----- Supplied entries -----

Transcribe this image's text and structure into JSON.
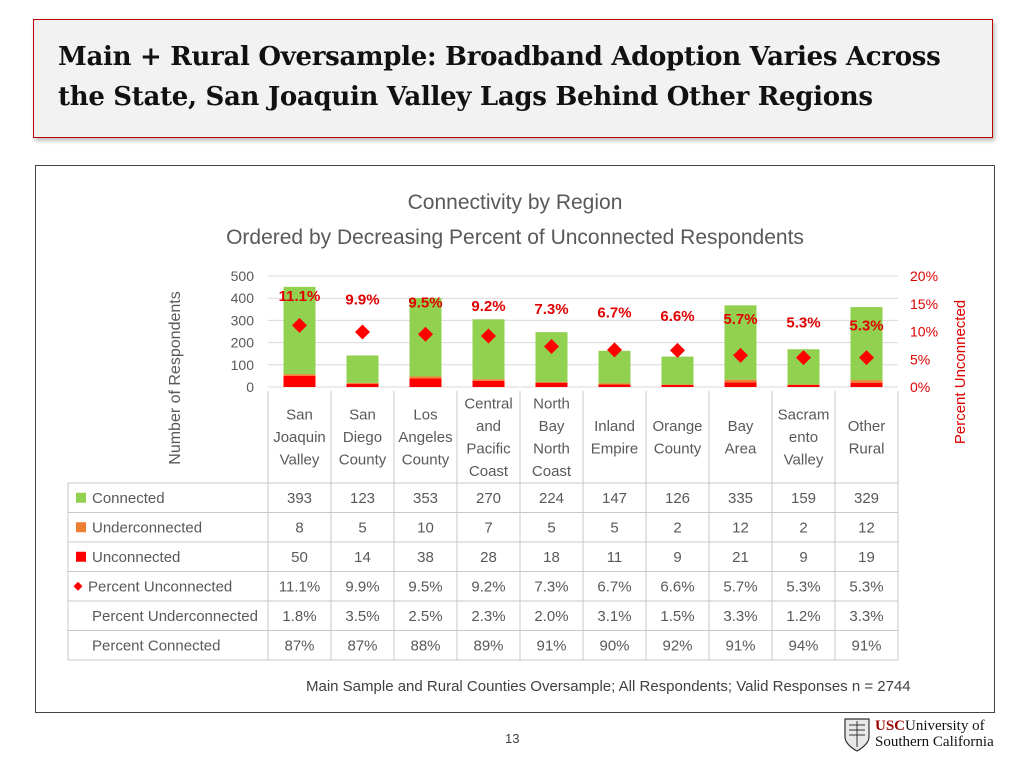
{
  "slide": {
    "title": "Main + Rural Oversample: Broadband Adoption Varies Across the State, San Joaquin Valley Lags Behind Other Regions",
    "page_number": "13",
    "logo": {
      "usc": "USC",
      "line1_rest": "University of",
      "line2": "Southern California"
    }
  },
  "colors": {
    "connected": "#92d050",
    "underconnected": "#ed7d31",
    "unconnected": "#ff0000",
    "percent_marker": "#ff0000",
    "label_red": "#e00000",
    "axis_text": "#595959",
    "grid": "#d9d9d9"
  },
  "chart_data": {
    "type": "bar",
    "title": "Connectivity by Region",
    "subtitle": "Ordered by Decreasing Percent of Unconnected Respondents",
    "ylabel": "Number of Respondents",
    "y2label": "Percent Unconnected",
    "ylim": [
      0,
      500
    ],
    "y_ticks": [
      "0",
      "100",
      "200",
      "300",
      "400",
      "500"
    ],
    "y2lim": [
      0,
      20
    ],
    "y2_ticks": [
      "0%",
      "5%",
      "10%",
      "15%",
      "20%"
    ],
    "categories": [
      [
        "San",
        "Joaquin",
        "Valley"
      ],
      [
        "San",
        "Diego",
        "County"
      ],
      [
        "Los",
        "Angeles",
        "County"
      ],
      [
        "Central",
        "and",
        "Pacific",
        "Coast"
      ],
      [
        "North",
        "Bay",
        "North",
        "Coast"
      ],
      [
        "Inland",
        "Empire"
      ],
      [
        "Orange",
        "County"
      ],
      [
        "Bay",
        "Area"
      ],
      [
        "Sacram",
        "ento",
        "Valley"
      ],
      [
        "Other",
        "Rural"
      ]
    ],
    "series": [
      {
        "name": "Unconnected",
        "key": "unconnected",
        "values": [
          50,
          14,
          38,
          28,
          18,
          11,
          9,
          21,
          9,
          19
        ]
      },
      {
        "name": "Underconnected",
        "key": "underconnected",
        "values": [
          8,
          5,
          10,
          7,
          5,
          5,
          2,
          12,
          2,
          12
        ]
      },
      {
        "name": "Connected",
        "key": "connected",
        "values": [
          393,
          123,
          353,
          270,
          224,
          147,
          126,
          335,
          159,
          329
        ]
      }
    ],
    "percent_unconnected": {
      "name": "Percent Unconnected",
      "values": [
        11.1,
        9.9,
        9.5,
        9.2,
        7.3,
        6.7,
        6.6,
        5.7,
        5.3,
        5.3
      ],
      "labels": [
        "11.1%",
        "9.9%",
        "9.5%",
        "9.2%",
        "7.3%",
        "6.7%",
        "6.6%",
        "5.7%",
        "5.3%",
        "5.3%"
      ]
    },
    "table": {
      "rows": [
        {
          "label": "Connected",
          "legend": "connected",
          "cells": [
            "393",
            "123",
            "353",
            "270",
            "224",
            "147",
            "126",
            "335",
            "159",
            "329"
          ]
        },
        {
          "label": "Underconnected",
          "legend": "underconnected",
          "cells": [
            "8",
            "5",
            "10",
            "7",
            "5",
            "5",
            "2",
            "12",
            "2",
            "12"
          ]
        },
        {
          "label": "Unconnected",
          "legend": "unconnected",
          "cells": [
            "50",
            "14",
            "38",
            "28",
            "18",
            "11",
            "9",
            "21",
            "9",
            "19"
          ]
        },
        {
          "label": "Percent Unconnected",
          "legend": "diamond",
          "cells": [
            "11.1%",
            "9.9%",
            "9.5%",
            "9.2%",
            "7.3%",
            "6.7%",
            "6.6%",
            "5.7%",
            "5.3%",
            "5.3%"
          ]
        },
        {
          "label": "Percent Underconnected",
          "legend": "none",
          "cells": [
            "1.8%",
            "3.5%",
            "2.5%",
            "2.3%",
            "2.0%",
            "3.1%",
            "1.5%",
            "3.3%",
            "1.2%",
            "3.3%"
          ]
        },
        {
          "label": "Percent Connected",
          "legend": "none",
          "cells": [
            "87%",
            "87%",
            "88%",
            "89%",
            "91%",
            "90%",
            "92%",
            "91%",
            "94%",
            "91%"
          ]
        }
      ]
    },
    "footnote": "Main Sample and Rural Counties Oversample; All Respondents; Valid Responses n = 2744"
  }
}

-----

### Task brief
Lines containing the word "Other" must all be returned from the material above.

### Correct result
    "title": "Main + Rural Oversample: Broadband Adoption Varies Across the State, San Joaquin Valley Lags Behind Other Regions",
        "Other",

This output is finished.